WHAT THIS TASK INVOLVES: Repeat the records exactly. Every line must match.

· · · · ·

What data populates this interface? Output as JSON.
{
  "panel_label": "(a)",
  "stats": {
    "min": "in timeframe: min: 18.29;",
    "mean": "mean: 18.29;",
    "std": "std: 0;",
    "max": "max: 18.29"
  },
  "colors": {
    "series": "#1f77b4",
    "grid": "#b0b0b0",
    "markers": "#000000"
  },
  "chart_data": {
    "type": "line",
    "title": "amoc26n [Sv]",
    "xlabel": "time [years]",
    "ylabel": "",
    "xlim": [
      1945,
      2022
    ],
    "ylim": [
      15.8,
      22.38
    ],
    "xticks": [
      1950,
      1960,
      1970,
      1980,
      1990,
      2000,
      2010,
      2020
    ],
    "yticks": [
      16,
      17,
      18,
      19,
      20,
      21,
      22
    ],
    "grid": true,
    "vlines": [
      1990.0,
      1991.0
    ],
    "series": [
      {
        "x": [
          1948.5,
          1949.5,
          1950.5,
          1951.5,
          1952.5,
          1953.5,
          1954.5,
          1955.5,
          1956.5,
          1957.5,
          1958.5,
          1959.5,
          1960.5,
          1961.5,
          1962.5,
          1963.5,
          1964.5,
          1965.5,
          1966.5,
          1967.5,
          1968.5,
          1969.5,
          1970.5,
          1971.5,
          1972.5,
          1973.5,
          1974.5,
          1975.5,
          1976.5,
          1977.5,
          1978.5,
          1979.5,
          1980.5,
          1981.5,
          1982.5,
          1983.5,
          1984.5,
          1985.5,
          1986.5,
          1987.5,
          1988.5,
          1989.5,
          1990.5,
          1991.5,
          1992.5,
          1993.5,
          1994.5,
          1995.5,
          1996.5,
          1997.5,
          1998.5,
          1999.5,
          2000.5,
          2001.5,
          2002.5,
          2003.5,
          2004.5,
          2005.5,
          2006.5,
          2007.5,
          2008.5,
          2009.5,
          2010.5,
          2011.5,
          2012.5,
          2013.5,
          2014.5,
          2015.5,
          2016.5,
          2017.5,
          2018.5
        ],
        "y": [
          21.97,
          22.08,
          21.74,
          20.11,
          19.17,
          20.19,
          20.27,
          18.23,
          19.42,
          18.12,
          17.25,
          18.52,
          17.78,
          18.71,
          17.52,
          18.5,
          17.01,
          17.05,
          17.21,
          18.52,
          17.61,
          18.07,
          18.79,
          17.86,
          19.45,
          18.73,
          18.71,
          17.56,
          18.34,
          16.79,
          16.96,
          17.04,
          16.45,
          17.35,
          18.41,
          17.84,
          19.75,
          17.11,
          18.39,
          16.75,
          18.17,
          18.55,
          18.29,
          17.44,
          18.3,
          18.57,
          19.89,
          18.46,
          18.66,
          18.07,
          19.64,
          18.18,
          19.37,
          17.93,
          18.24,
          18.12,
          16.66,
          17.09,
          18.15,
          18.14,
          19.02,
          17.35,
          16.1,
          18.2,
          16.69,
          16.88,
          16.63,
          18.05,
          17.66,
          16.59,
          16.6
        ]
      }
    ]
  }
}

· · · · ·

ANSWER FOR THE TASK:
What data populates this interface? Output as JSON.
{
  "panel_label": "(a)",
  "stats": {
    "min": "in timeframe: min: 18.29;",
    "mean": "mean: 18.29;",
    "std": "std: 0;",
    "max": "max: 18.29"
  },
  "colors": {
    "series": "#1f77b4",
    "grid": "#b0b0b0",
    "markers": "#000000"
  },
  "chart_data": {
    "type": "line",
    "title": "amoc26n [Sv]",
    "xlabel": "time [years]",
    "ylabel": "",
    "xlim": [
      1945,
      2022
    ],
    "ylim": [
      15.8,
      22.38
    ],
    "xticks": [
      1950,
      1960,
      1970,
      1980,
      1990,
      2000,
      2010,
      2020
    ],
    "yticks": [
      16,
      17,
      18,
      19,
      20,
      21,
      22
    ],
    "grid": true,
    "vlines": [
      1990.0,
      1991.0
    ],
    "series": [
      {
        "x": [
          1948.5,
          1949.5,
          1950.5,
          1951.5,
          1952.5,
          1953.5,
          1954.5,
          1955.5,
          1956.5,
          1957.5,
          1958.5,
          1959.5,
          1960.5,
          1961.5,
          1962.5,
          1963.5,
          1964.5,
          1965.5,
          1966.5,
          1967.5,
          1968.5,
          1969.5,
          1970.5,
          1971.5,
          1972.5,
          1973.5,
          1974.5,
          1975.5,
          1976.5,
          1977.5,
          1978.5,
          1979.5,
          1980.5,
          1981.5,
          1982.5,
          1983.5,
          1984.5,
          1985.5,
          1986.5,
          1987.5,
          1988.5,
          1989.5,
          1990.5,
          1991.5,
          1992.5,
          1993.5,
          1994.5,
          1995.5,
          1996.5,
          1997.5,
          1998.5,
          1999.5,
          2000.5,
          2001.5,
          2002.5,
          2003.5,
          2004.5,
          2005.5,
          2006.5,
          2007.5,
          2008.5,
          2009.5,
          2010.5,
          2011.5,
          2012.5,
          2013.5,
          2014.5,
          2015.5,
          2016.5,
          2017.5,
          2018.5
        ],
        "y": [
          21.97,
          22.08,
          21.74,
          20.11,
          19.17,
          20.19,
          20.27,
          18.23,
          19.42,
          18.12,
          17.25,
          18.52,
          17.78,
          18.71,
          17.52,
          18.5,
          17.01,
          17.05,
          17.21,
          18.52,
          17.61,
          18.07,
          18.79,
          17.86,
          19.45,
          18.73,
          18.71,
          17.56,
          18.34,
          16.79,
          16.96,
          17.04,
          16.45,
          17.35,
          18.41,
          17.84,
          19.75,
          17.11,
          18.39,
          16.75,
          18.17,
          18.55,
          18.29,
          17.44,
          18.3,
          18.57,
          19.89,
          18.46,
          18.66,
          18.07,
          19.64,
          18.18,
          19.37,
          17.93,
          18.24,
          18.12,
          16.66,
          17.09,
          18.15,
          18.14,
          19.02,
          17.35,
          16.1,
          18.2,
          16.69,
          16.88,
          16.63,
          18.05,
          17.66,
          16.59,
          16.6
        ]
      }
    ]
  }
}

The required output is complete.